Entries from a dataset:
● ● ● ● ●

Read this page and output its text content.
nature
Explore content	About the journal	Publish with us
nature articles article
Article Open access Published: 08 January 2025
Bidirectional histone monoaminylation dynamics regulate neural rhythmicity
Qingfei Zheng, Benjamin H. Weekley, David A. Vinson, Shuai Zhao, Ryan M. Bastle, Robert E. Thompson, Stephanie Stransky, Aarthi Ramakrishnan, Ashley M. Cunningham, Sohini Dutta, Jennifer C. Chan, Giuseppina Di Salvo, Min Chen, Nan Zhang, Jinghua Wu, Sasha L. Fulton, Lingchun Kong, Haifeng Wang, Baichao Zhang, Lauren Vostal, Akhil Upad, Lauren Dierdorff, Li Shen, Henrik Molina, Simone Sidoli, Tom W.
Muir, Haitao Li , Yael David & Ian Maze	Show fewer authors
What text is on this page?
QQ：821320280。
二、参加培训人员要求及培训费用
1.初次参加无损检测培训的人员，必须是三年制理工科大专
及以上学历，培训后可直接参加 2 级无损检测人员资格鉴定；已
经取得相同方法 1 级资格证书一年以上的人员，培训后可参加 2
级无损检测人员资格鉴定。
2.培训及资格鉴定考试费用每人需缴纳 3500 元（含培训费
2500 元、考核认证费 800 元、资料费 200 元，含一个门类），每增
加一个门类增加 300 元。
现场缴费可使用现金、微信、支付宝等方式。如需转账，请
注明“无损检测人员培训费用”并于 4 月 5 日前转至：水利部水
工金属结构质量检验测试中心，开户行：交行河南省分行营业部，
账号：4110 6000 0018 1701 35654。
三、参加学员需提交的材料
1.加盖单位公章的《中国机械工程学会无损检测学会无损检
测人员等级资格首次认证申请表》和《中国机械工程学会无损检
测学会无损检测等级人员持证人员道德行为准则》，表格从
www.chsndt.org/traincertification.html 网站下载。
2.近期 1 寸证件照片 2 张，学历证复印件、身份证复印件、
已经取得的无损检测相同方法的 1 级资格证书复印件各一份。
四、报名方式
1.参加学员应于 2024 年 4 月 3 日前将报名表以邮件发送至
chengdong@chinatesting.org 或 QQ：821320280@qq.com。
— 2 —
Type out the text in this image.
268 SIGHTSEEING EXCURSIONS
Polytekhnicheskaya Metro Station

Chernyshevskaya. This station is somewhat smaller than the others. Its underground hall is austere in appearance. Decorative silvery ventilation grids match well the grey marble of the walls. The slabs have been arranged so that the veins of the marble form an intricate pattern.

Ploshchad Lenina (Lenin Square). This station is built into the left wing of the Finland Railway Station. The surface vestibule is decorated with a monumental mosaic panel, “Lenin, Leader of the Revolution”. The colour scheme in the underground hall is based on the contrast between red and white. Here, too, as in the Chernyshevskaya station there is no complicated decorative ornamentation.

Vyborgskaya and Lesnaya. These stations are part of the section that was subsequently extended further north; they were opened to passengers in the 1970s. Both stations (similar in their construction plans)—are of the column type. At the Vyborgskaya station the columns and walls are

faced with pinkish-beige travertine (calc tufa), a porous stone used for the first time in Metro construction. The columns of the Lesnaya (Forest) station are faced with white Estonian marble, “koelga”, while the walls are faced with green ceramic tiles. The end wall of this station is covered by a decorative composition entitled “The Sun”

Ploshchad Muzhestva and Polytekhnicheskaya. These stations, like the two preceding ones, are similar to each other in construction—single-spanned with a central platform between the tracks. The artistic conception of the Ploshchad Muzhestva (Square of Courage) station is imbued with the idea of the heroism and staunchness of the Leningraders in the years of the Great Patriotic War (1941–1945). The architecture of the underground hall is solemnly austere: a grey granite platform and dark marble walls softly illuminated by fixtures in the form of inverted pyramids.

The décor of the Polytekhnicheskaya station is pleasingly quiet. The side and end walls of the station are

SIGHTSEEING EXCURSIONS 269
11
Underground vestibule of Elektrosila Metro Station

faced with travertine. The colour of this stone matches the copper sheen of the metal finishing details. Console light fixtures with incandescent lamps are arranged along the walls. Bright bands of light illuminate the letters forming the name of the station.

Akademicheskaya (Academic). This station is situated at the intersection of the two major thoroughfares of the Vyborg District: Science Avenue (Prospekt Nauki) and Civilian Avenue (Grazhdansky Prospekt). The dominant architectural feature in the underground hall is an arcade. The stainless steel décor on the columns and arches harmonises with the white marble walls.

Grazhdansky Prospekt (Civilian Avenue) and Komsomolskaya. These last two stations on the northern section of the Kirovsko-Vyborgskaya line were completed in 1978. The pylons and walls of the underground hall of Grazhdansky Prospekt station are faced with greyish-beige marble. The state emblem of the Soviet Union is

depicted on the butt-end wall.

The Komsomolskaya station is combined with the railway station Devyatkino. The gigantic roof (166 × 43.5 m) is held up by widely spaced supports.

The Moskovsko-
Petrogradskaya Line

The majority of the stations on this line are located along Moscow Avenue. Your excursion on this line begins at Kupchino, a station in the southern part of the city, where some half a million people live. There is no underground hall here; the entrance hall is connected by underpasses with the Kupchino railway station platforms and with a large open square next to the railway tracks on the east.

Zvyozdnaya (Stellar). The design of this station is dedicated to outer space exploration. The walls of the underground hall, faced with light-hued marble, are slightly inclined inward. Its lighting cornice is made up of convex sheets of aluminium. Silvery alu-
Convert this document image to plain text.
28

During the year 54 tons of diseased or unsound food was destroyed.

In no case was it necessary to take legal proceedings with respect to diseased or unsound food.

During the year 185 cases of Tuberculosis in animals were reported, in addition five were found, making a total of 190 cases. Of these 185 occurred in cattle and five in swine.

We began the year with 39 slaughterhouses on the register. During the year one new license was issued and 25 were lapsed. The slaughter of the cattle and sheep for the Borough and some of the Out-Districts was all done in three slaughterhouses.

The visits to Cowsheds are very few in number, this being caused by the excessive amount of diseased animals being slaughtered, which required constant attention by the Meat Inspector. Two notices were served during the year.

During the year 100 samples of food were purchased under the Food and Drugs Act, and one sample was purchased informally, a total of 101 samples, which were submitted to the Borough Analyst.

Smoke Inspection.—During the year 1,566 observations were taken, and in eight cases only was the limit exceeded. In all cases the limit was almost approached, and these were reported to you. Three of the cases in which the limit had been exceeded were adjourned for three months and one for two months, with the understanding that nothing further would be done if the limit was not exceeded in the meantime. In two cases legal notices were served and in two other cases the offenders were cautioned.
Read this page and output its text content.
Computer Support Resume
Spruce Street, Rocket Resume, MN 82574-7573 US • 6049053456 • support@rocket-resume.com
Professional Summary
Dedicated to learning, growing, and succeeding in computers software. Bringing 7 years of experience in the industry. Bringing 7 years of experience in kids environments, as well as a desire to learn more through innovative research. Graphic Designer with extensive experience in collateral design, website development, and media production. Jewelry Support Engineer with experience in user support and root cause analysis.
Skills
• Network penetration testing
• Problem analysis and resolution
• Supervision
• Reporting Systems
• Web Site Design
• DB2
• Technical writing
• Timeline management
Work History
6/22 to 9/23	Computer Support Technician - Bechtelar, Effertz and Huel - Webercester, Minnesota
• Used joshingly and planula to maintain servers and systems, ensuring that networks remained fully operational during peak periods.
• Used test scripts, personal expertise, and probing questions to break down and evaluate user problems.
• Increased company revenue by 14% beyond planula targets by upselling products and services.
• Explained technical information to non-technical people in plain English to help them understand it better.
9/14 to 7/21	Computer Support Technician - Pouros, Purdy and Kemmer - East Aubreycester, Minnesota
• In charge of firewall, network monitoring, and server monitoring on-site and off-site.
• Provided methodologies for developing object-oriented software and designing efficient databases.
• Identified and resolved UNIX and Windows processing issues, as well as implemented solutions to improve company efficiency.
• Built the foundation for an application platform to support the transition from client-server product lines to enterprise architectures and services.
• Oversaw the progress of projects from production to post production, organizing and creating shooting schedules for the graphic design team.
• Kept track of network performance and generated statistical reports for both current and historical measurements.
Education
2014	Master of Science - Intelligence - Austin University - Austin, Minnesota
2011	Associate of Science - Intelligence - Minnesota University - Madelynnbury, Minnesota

● ● ● ● ●

| Goal |
Give only the number of lines in the entries above that contain the string "diseased".

| Solution |
3